* **Selected excerpt**:
/---

Where to go or which routes will flood first is not known.
Preparedness advice feels disconnected from their own lives: “This can never happen to me.”
Rather than building another information tool, we reframed preparedness as a practice problem: people need to rehearse what to do before the emergency arrives.
From a series of early experiments — board game simulations, card-based scenario tests, and neighborhood scavenger challenges — a clear gameplay loop emerged: explore your neighborhood, gather emergency resources, and reach a safe zone before the flood arrives.
— SOLUTION
A game that forces players to inhabit that future — with their own street, their own neighbors, their own bodega — before it arrives. High Tide uses situated AR and real-world scavenger missions to make preparedness visceral, local, and actionable.
During early workshops and interviews, participants consistently said they had seem some flood map, but never paid attention because of their complexity. Existing tools provide detailed environmental data but require multiple layers, technical interpretation, and desktop-style navigation. Our users wanted something simpler that answered practical questions: Which streets flood first? Where can I go? Where do I find supplies?
The Explore feature addresses this through a simplified neighborhood map seeded with open NYC datasets, including FEMA flood zones, NYC Department of City Planning flood hazard layers, FloodNet sensor data, city shelter locations, and local infrastructure points. Instead of exposing all datasets directly, we translated them into three gameplay-relevant categories: risk zones, supply locations, and safe zones.
— FEATURE SPECIFICATIONS
Identify Location
Navigate
Discover and Collect
Public flood maps like NYC’s Flood Hazard Mapper↗ and FloodNet DataViz↗ exist with dense data, but are difficult to interpret. We built a simple map that surfaces flood risk, resources, and infrastructure directly within gameplay.

\---

* **Instructions to follow**:
Please copy the part of the High Tide flood game text word for word, from the words containing "Rather than building" through "the flood arrives.".

Document understanding data
/---

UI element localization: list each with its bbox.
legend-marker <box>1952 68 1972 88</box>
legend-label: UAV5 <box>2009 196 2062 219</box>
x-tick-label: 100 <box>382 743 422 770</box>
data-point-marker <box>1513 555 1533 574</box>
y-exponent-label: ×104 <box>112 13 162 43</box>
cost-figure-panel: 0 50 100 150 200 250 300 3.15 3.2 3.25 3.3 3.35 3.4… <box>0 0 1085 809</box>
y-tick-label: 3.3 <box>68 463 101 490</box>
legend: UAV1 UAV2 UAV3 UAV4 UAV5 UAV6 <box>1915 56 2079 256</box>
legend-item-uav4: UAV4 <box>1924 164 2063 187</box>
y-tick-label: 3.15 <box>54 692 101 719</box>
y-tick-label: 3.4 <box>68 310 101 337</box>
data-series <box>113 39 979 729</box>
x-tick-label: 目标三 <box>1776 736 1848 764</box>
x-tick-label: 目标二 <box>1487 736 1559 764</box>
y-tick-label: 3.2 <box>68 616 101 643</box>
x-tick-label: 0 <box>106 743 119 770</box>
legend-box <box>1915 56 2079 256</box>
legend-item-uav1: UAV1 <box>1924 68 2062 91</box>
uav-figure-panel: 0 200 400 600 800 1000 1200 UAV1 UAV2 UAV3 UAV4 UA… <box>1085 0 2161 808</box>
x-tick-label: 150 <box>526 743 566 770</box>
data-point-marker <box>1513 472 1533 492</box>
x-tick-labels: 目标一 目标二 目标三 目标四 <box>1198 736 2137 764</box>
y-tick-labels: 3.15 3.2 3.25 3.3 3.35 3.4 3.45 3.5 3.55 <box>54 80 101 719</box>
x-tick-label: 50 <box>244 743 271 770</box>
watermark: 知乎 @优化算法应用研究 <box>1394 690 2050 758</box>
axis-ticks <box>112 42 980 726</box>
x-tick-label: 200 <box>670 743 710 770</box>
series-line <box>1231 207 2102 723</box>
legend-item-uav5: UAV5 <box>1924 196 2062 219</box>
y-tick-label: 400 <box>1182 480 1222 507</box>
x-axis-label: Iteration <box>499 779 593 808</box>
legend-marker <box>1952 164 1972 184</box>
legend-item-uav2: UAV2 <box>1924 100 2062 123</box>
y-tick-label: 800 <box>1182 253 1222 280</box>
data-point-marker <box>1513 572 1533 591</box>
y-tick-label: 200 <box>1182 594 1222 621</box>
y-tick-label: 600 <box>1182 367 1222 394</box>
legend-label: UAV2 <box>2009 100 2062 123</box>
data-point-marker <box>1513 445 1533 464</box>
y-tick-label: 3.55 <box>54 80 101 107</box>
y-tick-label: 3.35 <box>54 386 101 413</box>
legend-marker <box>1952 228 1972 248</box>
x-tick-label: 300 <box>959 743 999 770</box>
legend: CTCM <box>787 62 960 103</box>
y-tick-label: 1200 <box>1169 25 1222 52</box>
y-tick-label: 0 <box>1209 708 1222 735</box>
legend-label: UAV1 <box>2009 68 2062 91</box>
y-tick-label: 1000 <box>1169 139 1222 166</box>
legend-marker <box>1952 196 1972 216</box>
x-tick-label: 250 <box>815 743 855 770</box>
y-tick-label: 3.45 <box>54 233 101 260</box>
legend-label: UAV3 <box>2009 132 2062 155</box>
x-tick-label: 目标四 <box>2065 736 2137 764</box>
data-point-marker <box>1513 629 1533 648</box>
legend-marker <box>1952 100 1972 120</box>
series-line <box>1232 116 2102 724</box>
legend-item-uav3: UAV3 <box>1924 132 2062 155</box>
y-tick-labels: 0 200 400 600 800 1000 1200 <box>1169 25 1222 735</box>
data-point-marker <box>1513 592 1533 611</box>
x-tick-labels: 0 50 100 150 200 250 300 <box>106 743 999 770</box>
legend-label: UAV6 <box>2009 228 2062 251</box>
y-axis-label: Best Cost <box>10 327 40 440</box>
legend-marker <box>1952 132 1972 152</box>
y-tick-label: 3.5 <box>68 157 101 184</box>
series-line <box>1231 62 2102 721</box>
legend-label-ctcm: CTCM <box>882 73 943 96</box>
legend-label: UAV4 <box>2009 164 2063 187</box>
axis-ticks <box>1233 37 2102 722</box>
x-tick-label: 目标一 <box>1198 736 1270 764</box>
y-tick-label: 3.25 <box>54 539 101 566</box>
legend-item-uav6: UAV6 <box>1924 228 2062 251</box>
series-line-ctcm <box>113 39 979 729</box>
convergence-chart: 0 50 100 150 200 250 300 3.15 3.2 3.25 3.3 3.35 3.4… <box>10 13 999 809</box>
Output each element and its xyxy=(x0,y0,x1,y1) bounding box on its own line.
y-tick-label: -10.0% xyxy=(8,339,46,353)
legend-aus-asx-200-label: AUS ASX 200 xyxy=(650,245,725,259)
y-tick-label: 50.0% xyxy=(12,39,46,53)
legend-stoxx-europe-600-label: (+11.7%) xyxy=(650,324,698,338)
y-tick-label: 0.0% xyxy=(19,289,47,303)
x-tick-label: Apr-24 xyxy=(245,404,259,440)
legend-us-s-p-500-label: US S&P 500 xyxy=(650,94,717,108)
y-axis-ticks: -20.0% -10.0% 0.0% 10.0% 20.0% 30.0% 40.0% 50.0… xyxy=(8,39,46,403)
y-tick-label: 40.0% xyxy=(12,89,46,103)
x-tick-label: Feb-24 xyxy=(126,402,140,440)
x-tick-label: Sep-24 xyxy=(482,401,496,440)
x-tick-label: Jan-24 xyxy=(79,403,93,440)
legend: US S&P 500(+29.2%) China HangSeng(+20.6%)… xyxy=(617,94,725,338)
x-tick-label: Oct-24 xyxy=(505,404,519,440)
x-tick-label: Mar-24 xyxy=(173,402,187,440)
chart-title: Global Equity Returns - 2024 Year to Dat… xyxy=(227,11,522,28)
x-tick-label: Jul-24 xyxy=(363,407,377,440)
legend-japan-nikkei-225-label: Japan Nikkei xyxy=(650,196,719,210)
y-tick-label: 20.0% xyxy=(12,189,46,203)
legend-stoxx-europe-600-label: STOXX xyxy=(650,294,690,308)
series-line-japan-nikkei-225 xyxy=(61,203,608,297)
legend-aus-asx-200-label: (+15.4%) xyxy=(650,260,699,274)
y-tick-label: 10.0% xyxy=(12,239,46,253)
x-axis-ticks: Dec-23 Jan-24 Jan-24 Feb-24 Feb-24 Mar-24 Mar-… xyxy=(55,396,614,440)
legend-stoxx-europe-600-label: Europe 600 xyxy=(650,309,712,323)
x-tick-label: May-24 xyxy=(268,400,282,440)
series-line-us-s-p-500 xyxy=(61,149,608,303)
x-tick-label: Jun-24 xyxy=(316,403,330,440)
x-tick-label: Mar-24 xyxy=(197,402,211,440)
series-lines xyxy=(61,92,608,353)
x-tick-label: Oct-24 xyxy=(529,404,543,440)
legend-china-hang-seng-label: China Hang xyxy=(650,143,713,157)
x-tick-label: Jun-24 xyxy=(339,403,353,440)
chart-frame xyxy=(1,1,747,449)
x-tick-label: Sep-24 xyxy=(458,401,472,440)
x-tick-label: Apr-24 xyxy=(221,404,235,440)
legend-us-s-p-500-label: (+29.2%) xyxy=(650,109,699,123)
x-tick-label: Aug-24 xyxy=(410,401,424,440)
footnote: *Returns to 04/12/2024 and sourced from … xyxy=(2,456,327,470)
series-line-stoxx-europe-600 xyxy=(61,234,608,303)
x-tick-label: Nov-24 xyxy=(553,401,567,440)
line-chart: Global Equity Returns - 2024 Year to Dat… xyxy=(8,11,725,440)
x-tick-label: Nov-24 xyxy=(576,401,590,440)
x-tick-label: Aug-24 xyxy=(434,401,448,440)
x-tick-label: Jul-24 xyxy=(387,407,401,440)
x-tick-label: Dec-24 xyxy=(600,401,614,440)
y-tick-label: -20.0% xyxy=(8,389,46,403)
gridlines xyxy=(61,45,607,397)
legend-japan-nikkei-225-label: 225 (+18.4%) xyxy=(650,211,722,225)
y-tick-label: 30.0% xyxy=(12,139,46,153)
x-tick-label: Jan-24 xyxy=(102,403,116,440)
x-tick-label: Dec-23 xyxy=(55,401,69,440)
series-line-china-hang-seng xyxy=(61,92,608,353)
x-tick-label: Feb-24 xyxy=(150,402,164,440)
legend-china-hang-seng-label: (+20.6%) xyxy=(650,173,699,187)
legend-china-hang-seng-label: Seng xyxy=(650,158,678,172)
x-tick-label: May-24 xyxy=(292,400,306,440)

\---

* **Task result**:
Rather than building another information tool, we reframed preparedness as a practice problem: people need to rehearse what to do before the emergency arrives.
From a series of early experiments — board game simulations, card-based scenario tests, and neighborhood scavenger challenges — a clear gameplay loop emerged: explore your neighborhood, gather emergency resources, and reach a safe zone before the flood arrives.